--- What is expected ---
Read the lines below. Copy out any that hold the string "KERNELBASE".

===

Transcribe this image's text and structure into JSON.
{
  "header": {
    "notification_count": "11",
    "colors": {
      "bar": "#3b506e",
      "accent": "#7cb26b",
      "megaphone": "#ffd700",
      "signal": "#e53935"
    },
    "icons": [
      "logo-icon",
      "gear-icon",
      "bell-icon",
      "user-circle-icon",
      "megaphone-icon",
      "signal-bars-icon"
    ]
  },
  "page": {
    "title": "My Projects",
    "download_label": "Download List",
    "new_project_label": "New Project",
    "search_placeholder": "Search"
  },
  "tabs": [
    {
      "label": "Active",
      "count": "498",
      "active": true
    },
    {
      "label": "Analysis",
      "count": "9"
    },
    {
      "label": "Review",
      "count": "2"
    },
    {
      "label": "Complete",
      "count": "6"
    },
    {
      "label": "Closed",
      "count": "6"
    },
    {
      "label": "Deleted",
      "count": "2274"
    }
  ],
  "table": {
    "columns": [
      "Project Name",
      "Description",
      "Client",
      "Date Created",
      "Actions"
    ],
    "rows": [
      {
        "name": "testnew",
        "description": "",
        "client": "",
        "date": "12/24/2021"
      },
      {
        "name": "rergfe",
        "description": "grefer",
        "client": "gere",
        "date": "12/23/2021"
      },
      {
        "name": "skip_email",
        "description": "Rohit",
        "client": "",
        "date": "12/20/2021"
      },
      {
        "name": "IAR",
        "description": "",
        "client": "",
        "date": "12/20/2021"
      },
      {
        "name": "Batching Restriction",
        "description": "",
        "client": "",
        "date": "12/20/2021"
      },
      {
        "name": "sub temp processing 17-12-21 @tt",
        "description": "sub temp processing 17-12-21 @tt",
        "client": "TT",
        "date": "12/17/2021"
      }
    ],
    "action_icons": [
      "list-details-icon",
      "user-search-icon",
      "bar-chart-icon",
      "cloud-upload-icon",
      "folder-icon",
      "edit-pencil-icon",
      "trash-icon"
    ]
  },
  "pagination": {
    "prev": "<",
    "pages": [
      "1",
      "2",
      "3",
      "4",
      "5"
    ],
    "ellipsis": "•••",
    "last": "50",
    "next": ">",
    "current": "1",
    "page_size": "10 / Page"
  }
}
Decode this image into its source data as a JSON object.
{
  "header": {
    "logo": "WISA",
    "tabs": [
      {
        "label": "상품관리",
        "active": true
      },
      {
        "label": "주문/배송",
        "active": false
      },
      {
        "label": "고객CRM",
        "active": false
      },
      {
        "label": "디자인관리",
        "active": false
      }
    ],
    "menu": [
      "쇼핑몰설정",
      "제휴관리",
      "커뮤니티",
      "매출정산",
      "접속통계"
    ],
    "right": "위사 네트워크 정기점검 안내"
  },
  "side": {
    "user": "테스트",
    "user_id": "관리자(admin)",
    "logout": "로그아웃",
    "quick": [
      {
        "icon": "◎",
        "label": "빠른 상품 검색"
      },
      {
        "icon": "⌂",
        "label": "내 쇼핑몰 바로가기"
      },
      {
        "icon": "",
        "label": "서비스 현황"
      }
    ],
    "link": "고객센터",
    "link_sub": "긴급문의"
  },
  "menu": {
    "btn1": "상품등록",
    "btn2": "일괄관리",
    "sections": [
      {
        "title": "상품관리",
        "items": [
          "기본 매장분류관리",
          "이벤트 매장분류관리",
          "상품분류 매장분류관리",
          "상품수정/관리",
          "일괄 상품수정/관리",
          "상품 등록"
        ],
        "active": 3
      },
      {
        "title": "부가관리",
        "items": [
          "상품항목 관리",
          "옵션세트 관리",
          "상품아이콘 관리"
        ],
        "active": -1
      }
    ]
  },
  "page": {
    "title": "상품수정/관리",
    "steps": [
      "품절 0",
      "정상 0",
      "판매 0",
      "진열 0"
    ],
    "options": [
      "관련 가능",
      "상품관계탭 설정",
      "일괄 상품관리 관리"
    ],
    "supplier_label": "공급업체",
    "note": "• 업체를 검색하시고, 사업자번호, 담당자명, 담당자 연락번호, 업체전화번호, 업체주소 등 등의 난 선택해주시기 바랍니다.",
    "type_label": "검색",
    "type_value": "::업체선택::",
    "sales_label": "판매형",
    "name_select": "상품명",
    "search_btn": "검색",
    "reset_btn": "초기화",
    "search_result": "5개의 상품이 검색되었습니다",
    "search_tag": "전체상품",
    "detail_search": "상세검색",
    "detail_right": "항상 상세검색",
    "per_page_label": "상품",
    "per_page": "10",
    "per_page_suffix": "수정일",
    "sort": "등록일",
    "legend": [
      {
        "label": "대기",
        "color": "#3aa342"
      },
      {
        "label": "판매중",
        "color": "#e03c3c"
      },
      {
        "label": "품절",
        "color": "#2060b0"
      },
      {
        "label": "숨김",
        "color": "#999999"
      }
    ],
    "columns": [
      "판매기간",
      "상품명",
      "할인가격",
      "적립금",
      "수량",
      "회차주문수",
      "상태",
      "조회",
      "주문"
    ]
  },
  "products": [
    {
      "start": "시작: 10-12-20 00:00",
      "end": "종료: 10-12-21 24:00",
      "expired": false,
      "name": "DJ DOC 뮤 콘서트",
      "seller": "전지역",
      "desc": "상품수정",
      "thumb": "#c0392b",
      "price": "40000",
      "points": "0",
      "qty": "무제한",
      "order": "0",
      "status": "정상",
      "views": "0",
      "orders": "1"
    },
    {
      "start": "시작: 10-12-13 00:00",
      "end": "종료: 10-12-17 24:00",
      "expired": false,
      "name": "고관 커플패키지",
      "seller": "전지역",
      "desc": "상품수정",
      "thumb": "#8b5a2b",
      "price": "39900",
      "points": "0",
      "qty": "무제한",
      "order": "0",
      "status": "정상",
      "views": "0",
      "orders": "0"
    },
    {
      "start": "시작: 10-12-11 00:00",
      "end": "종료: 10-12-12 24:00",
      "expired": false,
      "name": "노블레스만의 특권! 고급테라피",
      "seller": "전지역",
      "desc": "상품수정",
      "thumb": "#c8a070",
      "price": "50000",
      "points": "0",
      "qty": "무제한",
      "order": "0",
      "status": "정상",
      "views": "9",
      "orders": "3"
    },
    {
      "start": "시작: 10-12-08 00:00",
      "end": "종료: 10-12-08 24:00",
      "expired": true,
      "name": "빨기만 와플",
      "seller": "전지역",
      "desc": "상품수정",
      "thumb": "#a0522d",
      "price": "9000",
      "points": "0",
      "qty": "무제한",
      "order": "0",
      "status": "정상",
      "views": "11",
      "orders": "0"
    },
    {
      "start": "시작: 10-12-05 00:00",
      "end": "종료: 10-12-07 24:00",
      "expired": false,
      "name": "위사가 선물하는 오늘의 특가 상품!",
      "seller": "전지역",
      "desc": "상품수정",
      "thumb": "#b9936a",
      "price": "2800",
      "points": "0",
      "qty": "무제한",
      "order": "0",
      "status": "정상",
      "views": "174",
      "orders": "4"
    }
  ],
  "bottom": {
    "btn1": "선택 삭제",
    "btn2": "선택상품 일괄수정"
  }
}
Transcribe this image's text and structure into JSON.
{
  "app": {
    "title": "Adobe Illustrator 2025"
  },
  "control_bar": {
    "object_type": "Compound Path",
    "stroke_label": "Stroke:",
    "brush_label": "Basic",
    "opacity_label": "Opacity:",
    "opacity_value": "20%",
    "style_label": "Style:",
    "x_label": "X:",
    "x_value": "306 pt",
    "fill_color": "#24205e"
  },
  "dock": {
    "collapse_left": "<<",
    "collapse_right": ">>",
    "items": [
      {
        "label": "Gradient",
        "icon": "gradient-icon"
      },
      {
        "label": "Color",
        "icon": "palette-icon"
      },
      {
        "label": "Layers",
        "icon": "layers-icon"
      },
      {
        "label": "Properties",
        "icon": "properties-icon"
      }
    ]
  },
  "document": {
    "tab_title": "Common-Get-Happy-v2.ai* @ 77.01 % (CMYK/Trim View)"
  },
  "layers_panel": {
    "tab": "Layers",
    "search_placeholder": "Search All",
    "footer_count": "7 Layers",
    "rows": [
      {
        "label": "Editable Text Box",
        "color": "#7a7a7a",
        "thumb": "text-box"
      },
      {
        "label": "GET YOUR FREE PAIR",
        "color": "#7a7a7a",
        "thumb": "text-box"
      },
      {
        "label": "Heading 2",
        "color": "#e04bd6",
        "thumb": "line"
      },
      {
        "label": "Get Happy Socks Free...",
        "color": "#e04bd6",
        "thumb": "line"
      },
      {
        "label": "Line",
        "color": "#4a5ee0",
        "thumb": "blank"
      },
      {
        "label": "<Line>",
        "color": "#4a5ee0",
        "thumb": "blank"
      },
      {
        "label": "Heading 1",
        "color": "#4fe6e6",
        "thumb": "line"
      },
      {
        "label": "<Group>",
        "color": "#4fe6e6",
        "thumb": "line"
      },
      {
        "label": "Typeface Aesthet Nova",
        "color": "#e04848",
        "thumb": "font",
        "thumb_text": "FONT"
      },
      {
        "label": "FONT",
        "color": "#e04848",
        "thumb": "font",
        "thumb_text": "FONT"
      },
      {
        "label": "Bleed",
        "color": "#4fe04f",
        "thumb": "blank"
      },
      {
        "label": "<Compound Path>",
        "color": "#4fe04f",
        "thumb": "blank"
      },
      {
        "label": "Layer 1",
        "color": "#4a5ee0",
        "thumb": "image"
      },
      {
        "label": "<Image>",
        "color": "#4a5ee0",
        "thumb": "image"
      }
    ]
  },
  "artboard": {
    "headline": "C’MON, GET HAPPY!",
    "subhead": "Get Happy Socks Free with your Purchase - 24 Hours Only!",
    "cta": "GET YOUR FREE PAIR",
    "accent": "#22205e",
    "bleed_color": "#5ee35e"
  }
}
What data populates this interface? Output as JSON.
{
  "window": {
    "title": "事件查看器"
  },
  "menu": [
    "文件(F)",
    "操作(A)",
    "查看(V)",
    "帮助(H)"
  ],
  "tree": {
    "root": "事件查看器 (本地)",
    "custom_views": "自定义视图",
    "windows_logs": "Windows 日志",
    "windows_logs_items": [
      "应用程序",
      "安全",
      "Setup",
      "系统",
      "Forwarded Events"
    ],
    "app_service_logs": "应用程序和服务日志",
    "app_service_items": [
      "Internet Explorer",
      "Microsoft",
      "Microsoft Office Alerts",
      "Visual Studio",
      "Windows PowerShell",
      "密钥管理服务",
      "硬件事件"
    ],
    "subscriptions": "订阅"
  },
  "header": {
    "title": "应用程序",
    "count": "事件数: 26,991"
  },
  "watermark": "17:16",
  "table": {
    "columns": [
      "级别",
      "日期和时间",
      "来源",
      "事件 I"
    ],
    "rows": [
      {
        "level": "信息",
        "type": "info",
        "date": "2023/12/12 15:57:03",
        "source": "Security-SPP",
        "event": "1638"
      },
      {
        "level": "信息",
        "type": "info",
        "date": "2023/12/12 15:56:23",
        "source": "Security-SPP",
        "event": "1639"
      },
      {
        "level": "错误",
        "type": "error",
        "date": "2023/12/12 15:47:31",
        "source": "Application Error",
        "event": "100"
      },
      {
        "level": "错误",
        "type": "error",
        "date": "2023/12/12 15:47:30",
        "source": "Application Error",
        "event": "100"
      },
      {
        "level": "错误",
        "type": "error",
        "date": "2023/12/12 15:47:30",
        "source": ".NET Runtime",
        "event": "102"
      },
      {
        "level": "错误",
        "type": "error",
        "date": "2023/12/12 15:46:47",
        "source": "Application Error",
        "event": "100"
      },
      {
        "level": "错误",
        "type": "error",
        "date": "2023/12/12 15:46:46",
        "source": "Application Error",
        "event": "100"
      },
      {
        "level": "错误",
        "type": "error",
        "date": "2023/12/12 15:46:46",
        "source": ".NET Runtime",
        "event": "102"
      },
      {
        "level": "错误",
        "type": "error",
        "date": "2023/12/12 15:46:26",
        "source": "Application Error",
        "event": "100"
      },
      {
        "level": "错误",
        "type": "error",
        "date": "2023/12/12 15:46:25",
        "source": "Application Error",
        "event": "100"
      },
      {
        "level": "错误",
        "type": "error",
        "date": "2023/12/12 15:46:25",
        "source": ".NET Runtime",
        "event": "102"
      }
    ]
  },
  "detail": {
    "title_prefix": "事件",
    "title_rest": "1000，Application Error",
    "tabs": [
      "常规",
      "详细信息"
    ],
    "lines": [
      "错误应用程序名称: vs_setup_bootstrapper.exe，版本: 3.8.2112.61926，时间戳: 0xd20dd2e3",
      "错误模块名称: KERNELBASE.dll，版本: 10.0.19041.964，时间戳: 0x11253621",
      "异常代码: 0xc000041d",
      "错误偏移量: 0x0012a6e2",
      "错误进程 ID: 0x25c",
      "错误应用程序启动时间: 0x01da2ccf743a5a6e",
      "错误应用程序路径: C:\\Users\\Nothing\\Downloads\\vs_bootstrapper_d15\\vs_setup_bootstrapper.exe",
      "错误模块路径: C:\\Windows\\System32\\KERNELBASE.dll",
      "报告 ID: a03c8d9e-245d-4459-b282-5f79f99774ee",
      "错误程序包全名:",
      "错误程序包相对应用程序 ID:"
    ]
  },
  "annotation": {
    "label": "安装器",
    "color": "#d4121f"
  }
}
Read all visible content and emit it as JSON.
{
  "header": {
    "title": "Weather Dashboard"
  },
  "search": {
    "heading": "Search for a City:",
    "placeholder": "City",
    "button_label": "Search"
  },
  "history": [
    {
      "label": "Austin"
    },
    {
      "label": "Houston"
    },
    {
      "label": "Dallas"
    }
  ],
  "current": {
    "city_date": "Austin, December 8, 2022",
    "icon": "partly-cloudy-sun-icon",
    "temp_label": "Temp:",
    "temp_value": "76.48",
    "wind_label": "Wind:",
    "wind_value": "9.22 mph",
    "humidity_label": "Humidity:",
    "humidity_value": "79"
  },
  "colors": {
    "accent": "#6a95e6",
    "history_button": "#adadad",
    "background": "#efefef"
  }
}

===

--- Answer for the task ---
      "错误模块名称: KERNELBASE.dll，版本: 10.0.19041.964，时间戳: 0x11253621",
      "错误模块路径: C:\\Windows\\System32\\KERNELBASE.dll",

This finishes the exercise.